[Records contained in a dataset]
* Start *

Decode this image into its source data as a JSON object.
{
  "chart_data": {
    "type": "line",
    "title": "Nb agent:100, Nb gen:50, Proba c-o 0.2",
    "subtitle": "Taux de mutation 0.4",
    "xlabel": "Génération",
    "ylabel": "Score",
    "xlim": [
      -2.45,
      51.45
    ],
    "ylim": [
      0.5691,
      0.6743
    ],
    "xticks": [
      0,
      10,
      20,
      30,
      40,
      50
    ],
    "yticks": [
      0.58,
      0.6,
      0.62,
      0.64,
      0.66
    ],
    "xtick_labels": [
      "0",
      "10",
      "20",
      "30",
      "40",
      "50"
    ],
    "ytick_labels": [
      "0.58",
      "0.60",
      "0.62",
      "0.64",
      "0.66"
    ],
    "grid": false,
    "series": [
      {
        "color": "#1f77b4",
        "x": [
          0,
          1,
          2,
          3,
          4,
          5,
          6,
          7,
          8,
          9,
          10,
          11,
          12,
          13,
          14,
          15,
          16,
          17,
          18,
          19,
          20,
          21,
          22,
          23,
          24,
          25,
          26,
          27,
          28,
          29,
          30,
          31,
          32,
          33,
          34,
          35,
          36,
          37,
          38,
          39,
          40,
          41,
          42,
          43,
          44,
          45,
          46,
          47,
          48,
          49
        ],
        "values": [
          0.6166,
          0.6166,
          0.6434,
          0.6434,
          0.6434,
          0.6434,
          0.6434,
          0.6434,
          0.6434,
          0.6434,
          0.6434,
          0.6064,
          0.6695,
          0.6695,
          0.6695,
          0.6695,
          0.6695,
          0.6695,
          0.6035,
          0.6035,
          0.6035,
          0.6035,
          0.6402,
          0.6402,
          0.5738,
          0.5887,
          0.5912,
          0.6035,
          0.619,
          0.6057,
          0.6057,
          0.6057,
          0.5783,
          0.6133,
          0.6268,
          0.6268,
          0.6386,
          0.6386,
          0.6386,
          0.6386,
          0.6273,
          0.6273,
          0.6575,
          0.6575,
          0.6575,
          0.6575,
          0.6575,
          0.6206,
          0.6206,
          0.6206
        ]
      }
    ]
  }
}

* End *

• TASK TO COMPLETE:
All of the records must be repeated exactly.

• FULL SOLUTION:
Decode this image into its source data as a JSON object.
{
  "chart_data": {
    "type": "line",
    "title": "Nb agent:100, Nb gen:50, Proba c-o 0.2",
    "subtitle": "Taux de mutation 0.4",
    "xlabel": "Génération",
    "ylabel": "Score",
    "xlim": [
      -2.45,
      51.45
    ],
    "ylim": [
      0.5691,
      0.6743
    ],
    "xticks": [
      0,
      10,
      20,
      30,
      40,
      50
    ],
    "yticks": [
      0.58,
      0.6,
      0.62,
      0.64,
      0.66
    ],
    "xtick_labels": [
      "0",
      "10",
      "20",
      "30",
      "40",
      "50"
    ],
    "ytick_labels": [
      "0.58",
      "0.60",
      "0.62",
      "0.64",
      "0.66"
    ],
    "grid": false,
    "series": [
      {
        "color": "#1f77b4",
        "x": [
          0,
          1,
          2,
          3,
          4,
          5,
          6,
          7,
          8,
          9,
          10,
          11,
          12,
          13,
          14,
          15,
          16,
          17,
          18,
          19,
          20,
          21,
          22,
          23,
          24,
          25,
          26,
          27,
          28,
          29,
          30,
          31,
          32,
          33,
          34,
          35,
          36,
          37,
          38,
          39,
          40,
          41,
          42,
          43,
          44,
          45,
          46,
          47,
          48,
          49
        ],
        "values": [
          0.6166,
          0.6166,
          0.6434,
          0.6434,
          0.6434,
          0.6434,
          0.6434,
          0.6434,
          0.6434,
          0.6434,
          0.6434,
          0.6064,
          0.6695,
          0.6695,
          0.6695,
          0.6695,
          0.6695,
          0.6695,
          0.6035,
          0.6035,
          0.6035,
          0.6035,
          0.6402,
          0.6402,
          0.5738,
          0.5887,
          0.5912,
          0.6035,
          0.619,
          0.6057,
          0.6057,
          0.6057,
          0.5783,
          0.6133,
          0.6268,
          0.6268,
          0.6386,
          0.6386,
          0.6386,
          0.6386,
          0.6273,
          0.6273,
          0.6575,
          0.6575,
          0.6575,
          0.6575,
          0.6575,
          0.6206,
          0.6206,
          0.6206
        ]
      }
    ]
  }
}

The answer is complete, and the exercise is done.